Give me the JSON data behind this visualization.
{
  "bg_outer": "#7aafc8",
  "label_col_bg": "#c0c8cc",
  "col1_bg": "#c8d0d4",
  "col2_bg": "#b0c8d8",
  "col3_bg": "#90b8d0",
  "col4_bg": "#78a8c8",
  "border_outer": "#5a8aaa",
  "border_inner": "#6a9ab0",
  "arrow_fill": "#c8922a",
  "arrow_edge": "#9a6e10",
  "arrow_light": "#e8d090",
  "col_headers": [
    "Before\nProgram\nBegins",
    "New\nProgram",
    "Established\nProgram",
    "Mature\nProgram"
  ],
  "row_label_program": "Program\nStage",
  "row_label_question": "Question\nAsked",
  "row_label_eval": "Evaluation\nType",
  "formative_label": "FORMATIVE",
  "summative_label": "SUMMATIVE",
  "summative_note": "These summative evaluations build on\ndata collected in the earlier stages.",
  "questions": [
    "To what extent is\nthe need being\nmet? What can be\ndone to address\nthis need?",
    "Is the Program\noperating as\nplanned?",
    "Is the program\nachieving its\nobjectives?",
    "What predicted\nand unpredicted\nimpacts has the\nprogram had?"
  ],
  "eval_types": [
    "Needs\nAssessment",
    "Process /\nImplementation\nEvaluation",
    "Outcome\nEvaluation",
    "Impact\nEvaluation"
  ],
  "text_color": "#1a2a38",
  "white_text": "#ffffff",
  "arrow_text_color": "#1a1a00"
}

-- -- --

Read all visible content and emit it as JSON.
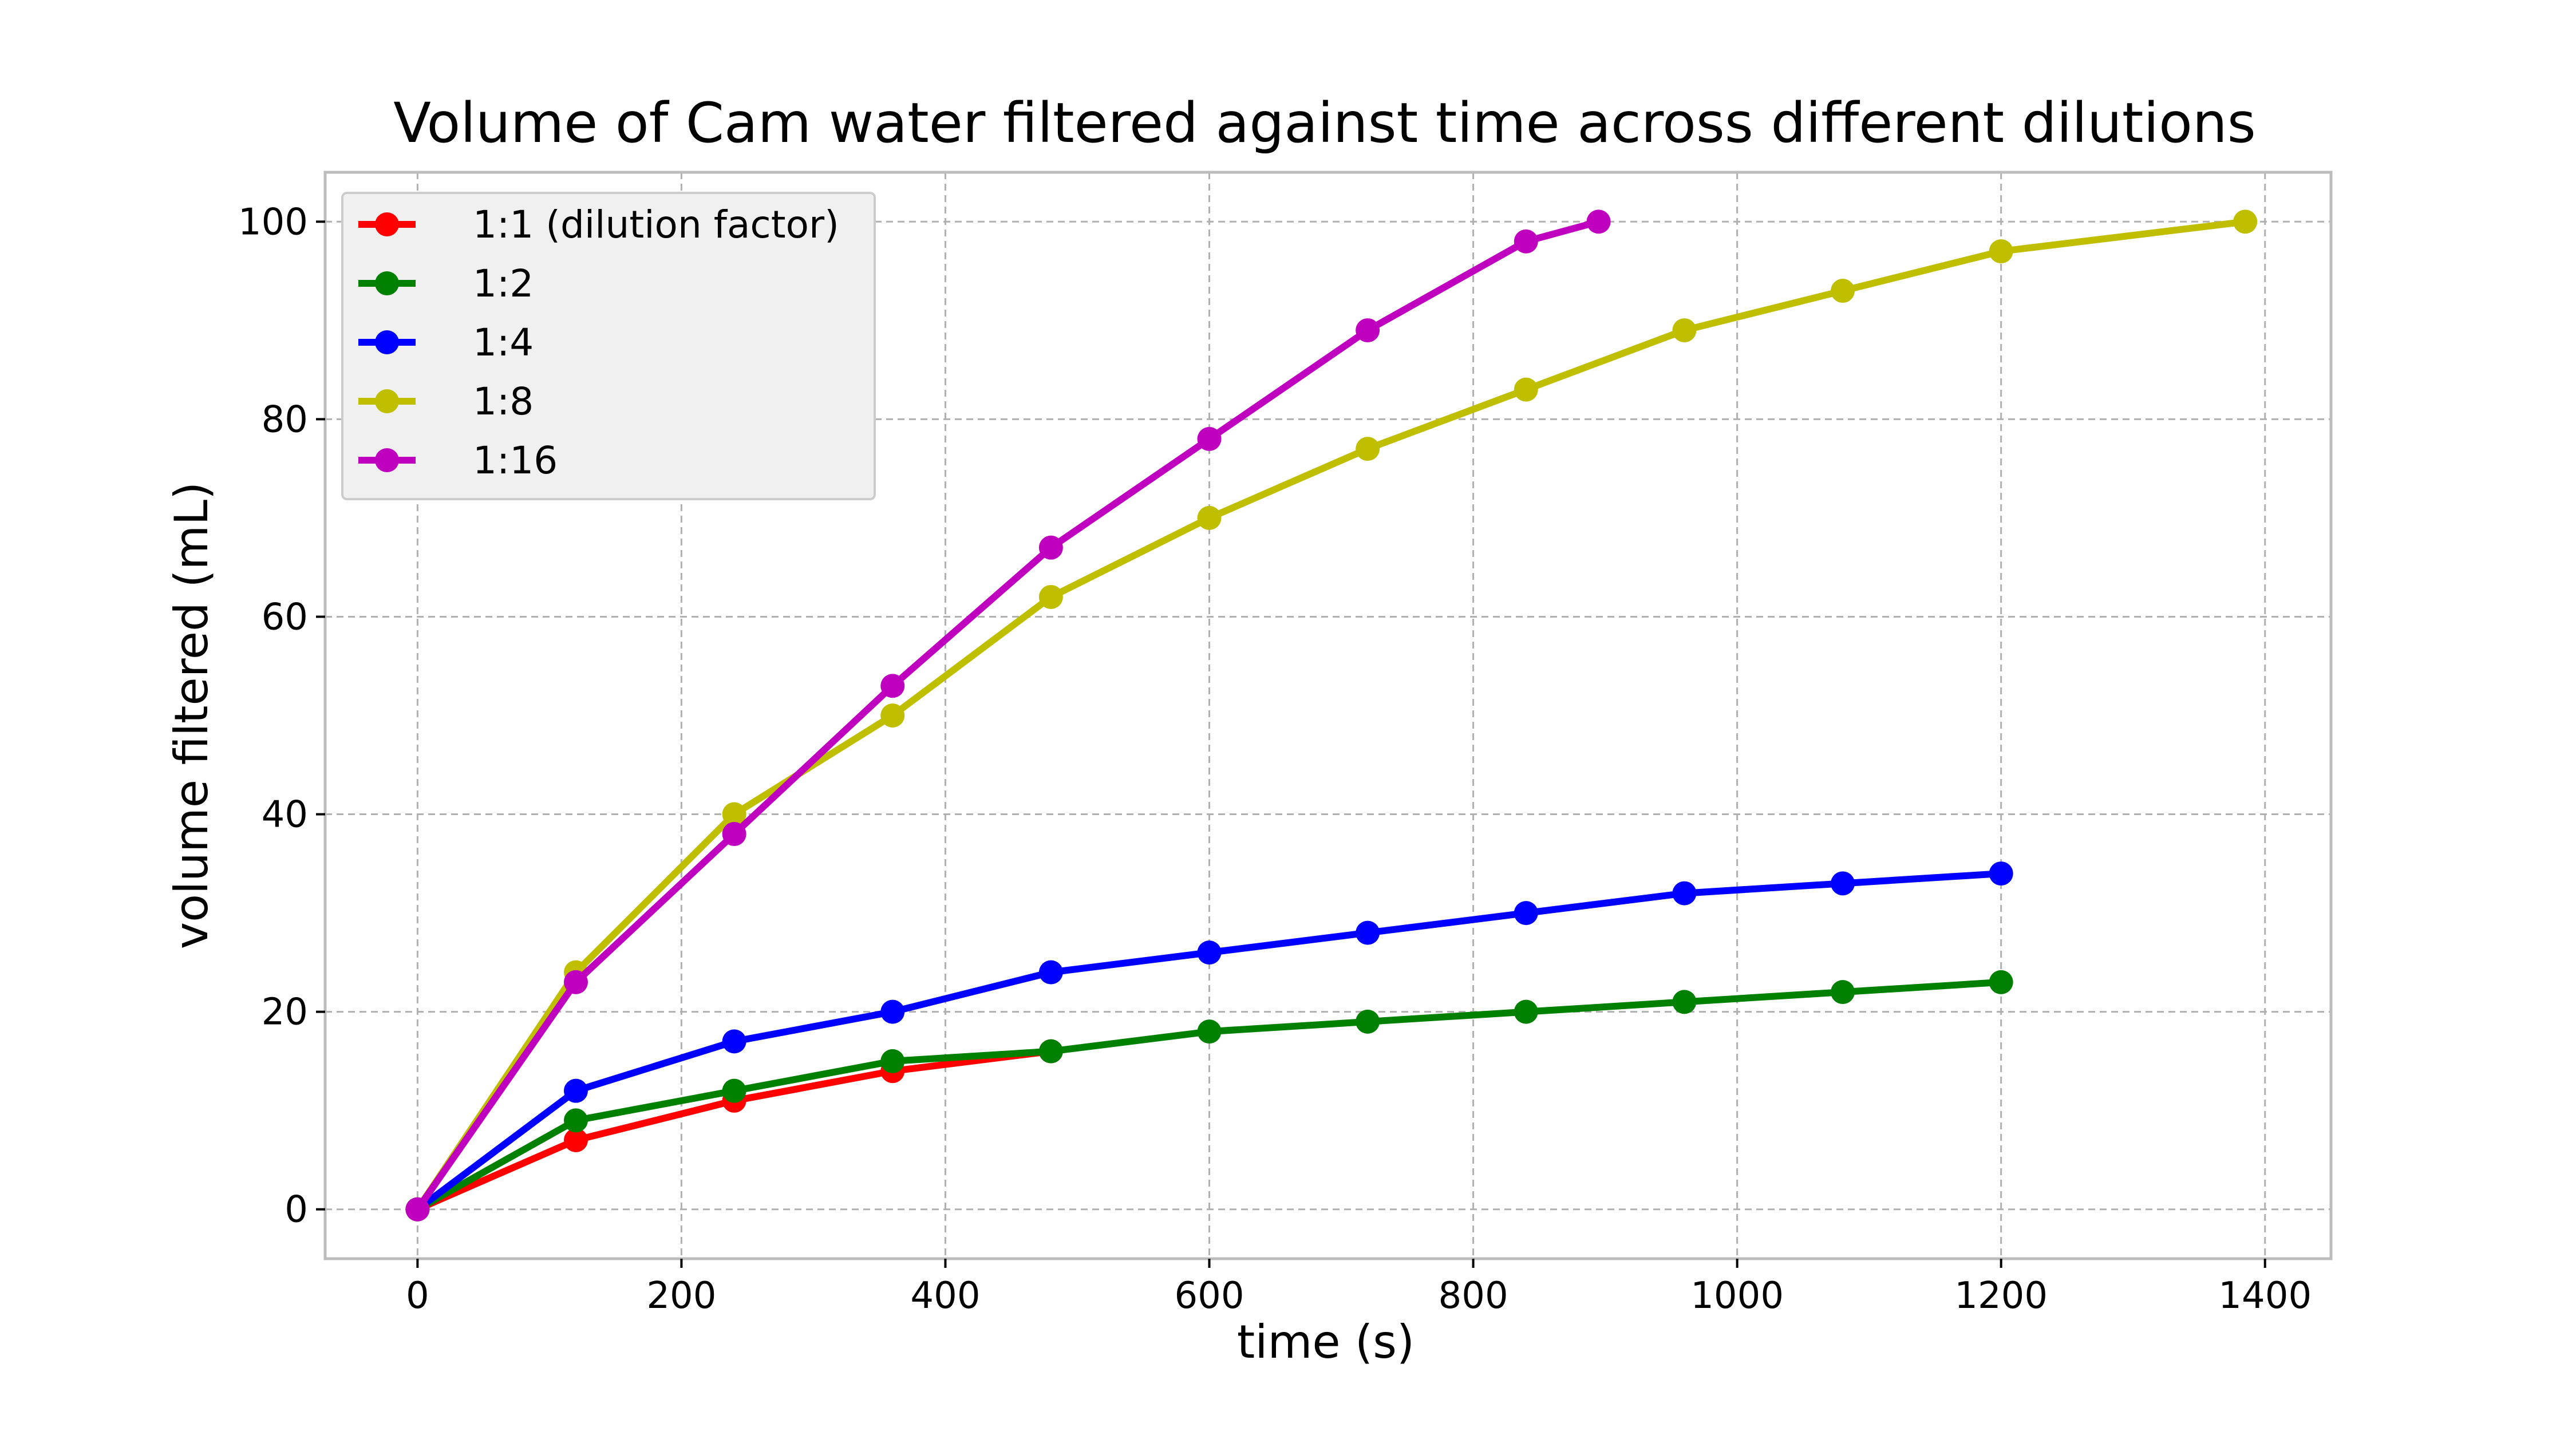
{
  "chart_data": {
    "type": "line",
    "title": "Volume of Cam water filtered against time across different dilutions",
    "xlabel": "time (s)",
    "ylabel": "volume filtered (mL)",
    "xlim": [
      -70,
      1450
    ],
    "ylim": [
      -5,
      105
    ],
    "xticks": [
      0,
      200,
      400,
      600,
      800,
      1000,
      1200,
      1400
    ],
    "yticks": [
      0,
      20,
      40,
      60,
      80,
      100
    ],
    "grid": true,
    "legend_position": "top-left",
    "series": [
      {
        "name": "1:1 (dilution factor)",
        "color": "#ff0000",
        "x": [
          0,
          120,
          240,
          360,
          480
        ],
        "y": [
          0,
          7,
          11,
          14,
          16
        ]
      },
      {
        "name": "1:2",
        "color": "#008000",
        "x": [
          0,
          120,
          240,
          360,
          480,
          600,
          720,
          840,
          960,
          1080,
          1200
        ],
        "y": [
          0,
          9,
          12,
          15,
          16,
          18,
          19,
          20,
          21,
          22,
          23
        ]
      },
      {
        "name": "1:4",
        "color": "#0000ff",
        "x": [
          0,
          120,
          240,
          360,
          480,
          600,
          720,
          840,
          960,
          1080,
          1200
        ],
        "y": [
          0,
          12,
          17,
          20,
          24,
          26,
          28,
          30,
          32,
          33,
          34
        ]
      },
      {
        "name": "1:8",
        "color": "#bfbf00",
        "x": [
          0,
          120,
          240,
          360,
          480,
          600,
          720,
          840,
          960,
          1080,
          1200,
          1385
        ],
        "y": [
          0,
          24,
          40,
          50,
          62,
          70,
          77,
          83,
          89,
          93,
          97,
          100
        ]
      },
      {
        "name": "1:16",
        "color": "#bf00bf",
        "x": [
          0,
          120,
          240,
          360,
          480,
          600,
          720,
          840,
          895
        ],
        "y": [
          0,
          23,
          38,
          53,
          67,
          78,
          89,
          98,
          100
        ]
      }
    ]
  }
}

-- -- --

### SET PROBLEM
Review the material and copy each line in which the word "filtered" appears.

### RESPONSE TO THE EXERCISE
    "title": "Volume of Cam water filtered against time across different dilutions",
    "ylabel": "volume filtered (mL)",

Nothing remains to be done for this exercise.